• _SELECTED EXTRACT_
⟨

This symbology, derived from the RM4SCC system used by the British Royal Mail, uses a series of bars, each of which can individually have one of four possible states, to encode information used in automated sortation and delivery onto each piece of mail. Each bar can either be short and centred (known as a tracker), medium and elevated (an ascender), medium and lowered (a descender), or full height. This symbology also uses an element known as a Data Content Identifier (or DCI), which specifies what types of information are encoded into each barcode, such as postal codes, customer information, and exact delivery points. The information that goes into each barcode is obtained from the address printed on the front of the envelope it is ultimately printed on, as well as the physical dimensions of each piece of mail. This code also uses a Reed-Solomon error correction technique, so that in case a particular piece of mail is mishandled, the information encoded in the barcode can still be correctly decoded.
Four character sets are used in PostBar codes, known as "A", "N", "Z" and "B" characters. Three-bar A characters are used exclusively to encode letters, and two-bar N characters encode only digits. Three-bar Z characters can encode either letters or digits. A and N characters are typically used to encode postal codes and country codes. Z characters are used for address locators, product types, and customer and service information. B characters are one bar each, and are used to encode base-4 machine ID's for Canada Post's internal uses.
Each barcode begins and ends with an identical pair of bars, known as "start" and "stop" fields. These are made up of one ascender and one tracker. The Data Content Identifier is always the first character after the start field.
Placeholders used to detail each PostBar format below are A, N, Z and B for the character sets described above, * for the start and stop fields, # for a space character (two full-height bars followed by one tracker), and [RS-nn] for the error-correction field, where nn is the number of bars used. Bold Z's indicate DCIs.
DCI's used in domestic barcodes fall within the range of A-L.
For PostBar format D12, as described in this article and shown here, the Postal Code is encoded using fifteen bars and the 'A' and 'N' character sets. The Address Locater encodes four alphanumerics using twelve bars and the 'Z' characters set. This format also includes a space character and twelve bars for Reed-Solomon error correction for a total count of forty nine bars.
On the other hand, PostBar format D52.01, as described in Canada Post's 4-State Bar Code Handbook and shown here, encodes the Postal Code using only twelve bars and an unknown symbology. It encodes nine alphanumerics in the Address Locater field using twenty one bars and another unknown symbology. It does not include any fields for space characters, but it does include twelve bars for Reed-Solomon error correction for a total count of fifty two bars.
Most significantly these two different formats use the exact same code for their Data Content Identifier field; specifically two Full Height bars and an Ascender which corresponds to a 'B' character using the 'Z' symbology. From samples of mail being delivered by Canada Post, the D52.01 format with an unknown symbology is the implemented standard, and not format D12 as described in this article.
Postal customers who attempt to include a D12 formatted PostBar code, or any other PostBar format or symbology as described in this article may find it is misinterpreted by Canada Post's sorting machinery. This could possibly delay or even prevent their mail being delivered.

⟩

• _INPUT DATA_
⟨

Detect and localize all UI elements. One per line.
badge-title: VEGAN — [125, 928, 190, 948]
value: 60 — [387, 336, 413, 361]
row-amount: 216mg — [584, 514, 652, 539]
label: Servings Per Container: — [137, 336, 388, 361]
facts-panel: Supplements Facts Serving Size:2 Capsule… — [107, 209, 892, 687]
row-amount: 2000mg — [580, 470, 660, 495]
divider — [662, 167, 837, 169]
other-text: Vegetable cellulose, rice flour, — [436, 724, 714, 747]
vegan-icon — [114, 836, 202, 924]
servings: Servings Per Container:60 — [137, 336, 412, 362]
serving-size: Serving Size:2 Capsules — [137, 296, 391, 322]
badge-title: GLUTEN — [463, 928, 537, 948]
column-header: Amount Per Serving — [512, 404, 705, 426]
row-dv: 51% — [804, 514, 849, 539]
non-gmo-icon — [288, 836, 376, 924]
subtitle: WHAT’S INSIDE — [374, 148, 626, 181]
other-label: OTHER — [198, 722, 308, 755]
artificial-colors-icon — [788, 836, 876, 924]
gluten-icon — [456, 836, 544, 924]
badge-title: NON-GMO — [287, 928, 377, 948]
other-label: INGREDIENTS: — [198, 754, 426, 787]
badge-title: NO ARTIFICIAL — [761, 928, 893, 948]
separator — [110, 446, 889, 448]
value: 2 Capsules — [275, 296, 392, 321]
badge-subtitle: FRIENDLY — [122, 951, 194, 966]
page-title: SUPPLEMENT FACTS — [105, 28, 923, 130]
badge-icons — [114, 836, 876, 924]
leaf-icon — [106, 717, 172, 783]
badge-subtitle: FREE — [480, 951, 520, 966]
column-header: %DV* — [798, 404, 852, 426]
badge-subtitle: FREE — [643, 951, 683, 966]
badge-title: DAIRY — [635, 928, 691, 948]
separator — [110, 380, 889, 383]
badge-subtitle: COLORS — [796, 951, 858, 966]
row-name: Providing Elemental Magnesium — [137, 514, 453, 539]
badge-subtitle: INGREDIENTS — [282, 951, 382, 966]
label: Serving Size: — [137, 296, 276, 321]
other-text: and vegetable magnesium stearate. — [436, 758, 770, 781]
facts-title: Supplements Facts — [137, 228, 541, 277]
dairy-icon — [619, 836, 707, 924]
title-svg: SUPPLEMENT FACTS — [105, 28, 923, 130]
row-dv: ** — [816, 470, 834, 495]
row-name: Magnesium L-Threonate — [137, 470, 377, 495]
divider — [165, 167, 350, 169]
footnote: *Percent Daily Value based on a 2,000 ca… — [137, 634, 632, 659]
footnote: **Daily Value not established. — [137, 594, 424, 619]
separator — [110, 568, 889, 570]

⟩

• _TASK REQUIREMENTS_
(a) From the PostBar barcode text, quote everything from "Each barcode begins" down to "the start field.".
(b) In the PostBar barcode text, which two bars make up the start and stop fields?
Leave the material aside; it has nothing to do with this.

• _SOLUTIONS BELOW_
(a)
Each barcode begins and ends with an identical pair of bars, known as "start" and "stop" fields. These are made up of one ascender and one tracker. The Data Content Identifier is always the first character after the start field.

(b) One ascender and one tracker.